▶ _WRITTEN TASK_
Note each line that includes the word "ocean". Copy those lines.
# DATA EXTRACT start
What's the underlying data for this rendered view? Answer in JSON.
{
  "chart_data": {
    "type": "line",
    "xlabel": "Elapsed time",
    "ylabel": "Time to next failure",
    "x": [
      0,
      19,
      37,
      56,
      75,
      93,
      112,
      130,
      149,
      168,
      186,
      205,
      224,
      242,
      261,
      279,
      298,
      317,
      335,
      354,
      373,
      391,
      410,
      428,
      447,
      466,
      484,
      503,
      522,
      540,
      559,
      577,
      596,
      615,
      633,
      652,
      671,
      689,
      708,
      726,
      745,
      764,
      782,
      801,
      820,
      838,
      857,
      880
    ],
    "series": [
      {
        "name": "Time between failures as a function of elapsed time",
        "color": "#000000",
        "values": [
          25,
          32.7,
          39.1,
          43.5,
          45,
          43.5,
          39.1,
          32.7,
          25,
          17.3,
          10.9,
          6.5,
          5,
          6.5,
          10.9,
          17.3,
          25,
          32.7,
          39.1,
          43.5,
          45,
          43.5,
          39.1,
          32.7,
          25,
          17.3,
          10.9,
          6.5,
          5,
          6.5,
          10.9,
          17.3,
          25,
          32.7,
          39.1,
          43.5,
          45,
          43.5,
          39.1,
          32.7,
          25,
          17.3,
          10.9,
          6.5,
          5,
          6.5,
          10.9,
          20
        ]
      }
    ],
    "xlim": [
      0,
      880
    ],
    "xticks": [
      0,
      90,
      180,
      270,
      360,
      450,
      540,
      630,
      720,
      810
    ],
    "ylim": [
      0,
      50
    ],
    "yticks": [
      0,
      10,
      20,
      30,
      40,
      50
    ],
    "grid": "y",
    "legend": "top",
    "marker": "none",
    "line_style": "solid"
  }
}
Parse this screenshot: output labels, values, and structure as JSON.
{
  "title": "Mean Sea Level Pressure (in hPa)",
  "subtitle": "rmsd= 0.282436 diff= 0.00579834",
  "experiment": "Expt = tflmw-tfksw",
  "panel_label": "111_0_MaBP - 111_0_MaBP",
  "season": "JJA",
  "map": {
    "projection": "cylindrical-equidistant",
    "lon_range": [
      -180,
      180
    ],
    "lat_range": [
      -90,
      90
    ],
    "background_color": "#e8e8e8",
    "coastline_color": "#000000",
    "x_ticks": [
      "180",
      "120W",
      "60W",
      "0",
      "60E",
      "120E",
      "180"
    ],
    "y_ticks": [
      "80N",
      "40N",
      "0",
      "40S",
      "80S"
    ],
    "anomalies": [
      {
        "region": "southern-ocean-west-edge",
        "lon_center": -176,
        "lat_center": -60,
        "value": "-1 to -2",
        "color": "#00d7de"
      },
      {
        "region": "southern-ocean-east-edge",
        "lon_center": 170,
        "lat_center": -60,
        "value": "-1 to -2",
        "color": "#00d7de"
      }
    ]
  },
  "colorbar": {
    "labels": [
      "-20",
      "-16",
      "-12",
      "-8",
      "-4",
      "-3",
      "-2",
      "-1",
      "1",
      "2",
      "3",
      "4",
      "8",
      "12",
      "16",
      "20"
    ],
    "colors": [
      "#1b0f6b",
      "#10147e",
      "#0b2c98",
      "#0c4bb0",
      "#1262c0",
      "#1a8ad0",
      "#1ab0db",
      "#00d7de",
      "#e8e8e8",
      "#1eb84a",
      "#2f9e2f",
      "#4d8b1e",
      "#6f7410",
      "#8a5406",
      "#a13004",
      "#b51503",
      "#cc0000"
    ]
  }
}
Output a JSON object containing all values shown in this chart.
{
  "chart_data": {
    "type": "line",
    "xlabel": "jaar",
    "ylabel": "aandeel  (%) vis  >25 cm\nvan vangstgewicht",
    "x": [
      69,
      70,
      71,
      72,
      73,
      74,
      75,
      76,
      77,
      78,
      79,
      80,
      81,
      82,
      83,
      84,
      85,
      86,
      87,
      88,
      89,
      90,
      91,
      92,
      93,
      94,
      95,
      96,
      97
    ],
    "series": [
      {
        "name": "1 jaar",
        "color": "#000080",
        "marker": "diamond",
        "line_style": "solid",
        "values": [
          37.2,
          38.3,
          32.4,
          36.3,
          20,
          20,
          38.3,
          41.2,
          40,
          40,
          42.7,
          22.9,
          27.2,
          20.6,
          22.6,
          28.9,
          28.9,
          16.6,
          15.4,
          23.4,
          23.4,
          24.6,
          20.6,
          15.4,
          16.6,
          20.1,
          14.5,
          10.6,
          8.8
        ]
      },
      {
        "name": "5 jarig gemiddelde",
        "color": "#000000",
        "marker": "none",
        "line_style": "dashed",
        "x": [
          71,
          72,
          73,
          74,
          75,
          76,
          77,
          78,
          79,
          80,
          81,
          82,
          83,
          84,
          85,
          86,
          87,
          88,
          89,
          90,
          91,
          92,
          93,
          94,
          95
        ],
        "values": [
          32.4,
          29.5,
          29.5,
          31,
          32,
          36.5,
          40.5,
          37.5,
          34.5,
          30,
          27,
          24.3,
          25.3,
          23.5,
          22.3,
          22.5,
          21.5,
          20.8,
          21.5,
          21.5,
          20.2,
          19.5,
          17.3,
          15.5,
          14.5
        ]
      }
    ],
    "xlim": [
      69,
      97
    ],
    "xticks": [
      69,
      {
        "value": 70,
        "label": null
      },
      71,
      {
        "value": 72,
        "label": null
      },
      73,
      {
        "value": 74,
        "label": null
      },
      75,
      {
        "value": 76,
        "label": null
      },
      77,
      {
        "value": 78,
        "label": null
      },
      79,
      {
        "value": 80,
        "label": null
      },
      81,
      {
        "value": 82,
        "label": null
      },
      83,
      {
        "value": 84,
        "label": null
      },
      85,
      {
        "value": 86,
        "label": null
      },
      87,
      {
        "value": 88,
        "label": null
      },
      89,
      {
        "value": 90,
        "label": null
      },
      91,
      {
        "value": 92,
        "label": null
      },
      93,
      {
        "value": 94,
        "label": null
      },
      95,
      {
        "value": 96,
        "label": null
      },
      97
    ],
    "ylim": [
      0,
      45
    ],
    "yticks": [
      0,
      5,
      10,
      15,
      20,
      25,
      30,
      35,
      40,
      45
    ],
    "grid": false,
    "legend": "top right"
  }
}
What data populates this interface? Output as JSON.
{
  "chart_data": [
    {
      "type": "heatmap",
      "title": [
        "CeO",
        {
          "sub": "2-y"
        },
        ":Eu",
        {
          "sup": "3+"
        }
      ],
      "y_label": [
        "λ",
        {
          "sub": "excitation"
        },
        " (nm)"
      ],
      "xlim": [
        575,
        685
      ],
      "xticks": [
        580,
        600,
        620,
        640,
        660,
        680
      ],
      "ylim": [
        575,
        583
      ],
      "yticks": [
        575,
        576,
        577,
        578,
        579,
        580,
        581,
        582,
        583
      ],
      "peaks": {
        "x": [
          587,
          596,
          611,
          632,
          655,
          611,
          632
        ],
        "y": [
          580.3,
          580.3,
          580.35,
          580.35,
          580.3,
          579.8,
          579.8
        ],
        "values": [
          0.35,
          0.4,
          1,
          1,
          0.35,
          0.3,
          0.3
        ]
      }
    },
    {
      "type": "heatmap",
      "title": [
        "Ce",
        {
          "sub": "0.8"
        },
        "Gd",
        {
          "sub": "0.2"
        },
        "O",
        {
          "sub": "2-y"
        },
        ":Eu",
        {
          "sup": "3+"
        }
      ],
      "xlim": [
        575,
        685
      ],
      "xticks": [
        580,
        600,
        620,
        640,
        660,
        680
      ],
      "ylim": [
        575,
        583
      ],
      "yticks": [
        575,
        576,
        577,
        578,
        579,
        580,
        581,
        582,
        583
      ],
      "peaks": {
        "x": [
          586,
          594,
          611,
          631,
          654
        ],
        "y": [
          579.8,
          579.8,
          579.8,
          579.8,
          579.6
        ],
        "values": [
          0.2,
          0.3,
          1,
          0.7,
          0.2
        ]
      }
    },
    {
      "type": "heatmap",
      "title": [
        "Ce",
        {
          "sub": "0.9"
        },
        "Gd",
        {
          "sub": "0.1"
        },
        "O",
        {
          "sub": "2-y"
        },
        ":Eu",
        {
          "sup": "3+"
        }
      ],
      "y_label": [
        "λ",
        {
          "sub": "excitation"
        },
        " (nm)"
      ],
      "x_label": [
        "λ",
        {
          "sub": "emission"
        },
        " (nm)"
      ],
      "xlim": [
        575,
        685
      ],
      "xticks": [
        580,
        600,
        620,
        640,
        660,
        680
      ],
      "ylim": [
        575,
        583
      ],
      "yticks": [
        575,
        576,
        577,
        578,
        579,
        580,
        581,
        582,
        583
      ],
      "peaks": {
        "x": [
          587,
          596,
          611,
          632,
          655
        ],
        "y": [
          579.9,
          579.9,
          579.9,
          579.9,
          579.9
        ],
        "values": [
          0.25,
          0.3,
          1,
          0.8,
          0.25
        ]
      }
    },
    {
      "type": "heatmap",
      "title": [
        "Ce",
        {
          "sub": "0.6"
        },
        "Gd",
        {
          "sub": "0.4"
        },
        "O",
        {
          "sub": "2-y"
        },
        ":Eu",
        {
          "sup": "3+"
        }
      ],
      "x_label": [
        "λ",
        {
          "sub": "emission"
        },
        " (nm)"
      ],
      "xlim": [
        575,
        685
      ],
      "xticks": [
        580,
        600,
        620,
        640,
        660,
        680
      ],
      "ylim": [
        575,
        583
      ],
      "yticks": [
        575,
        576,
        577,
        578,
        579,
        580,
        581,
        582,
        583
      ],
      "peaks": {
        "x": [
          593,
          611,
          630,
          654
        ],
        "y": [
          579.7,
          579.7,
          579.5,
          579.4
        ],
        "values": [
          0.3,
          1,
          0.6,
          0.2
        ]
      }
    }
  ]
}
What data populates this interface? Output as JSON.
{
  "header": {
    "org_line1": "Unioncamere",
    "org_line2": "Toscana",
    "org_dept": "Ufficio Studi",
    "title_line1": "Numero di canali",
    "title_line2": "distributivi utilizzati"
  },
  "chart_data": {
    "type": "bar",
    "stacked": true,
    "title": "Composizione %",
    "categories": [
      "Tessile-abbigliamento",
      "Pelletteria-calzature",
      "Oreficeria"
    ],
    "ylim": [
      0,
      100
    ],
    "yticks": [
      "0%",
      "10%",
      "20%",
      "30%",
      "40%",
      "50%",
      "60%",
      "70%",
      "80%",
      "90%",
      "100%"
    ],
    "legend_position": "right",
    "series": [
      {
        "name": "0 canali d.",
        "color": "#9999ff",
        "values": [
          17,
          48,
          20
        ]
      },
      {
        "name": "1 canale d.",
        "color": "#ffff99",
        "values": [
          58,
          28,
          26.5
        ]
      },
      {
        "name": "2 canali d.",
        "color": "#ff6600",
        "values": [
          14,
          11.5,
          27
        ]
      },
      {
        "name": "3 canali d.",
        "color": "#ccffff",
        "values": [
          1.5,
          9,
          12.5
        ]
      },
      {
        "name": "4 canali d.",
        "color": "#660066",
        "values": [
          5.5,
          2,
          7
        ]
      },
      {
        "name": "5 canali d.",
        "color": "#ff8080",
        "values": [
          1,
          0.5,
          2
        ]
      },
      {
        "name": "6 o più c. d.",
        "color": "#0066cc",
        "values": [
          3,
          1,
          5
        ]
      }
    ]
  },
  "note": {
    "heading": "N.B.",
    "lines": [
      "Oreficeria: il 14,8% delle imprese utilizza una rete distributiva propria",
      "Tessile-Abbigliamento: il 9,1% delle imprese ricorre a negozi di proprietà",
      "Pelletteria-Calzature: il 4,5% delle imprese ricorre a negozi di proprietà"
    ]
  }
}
# DATA EXTRACT end
▶ _SOLVED EXERCISE_
        "region": "southern-ocean-west-edge",
        "region": "southern-ocean-east-edge",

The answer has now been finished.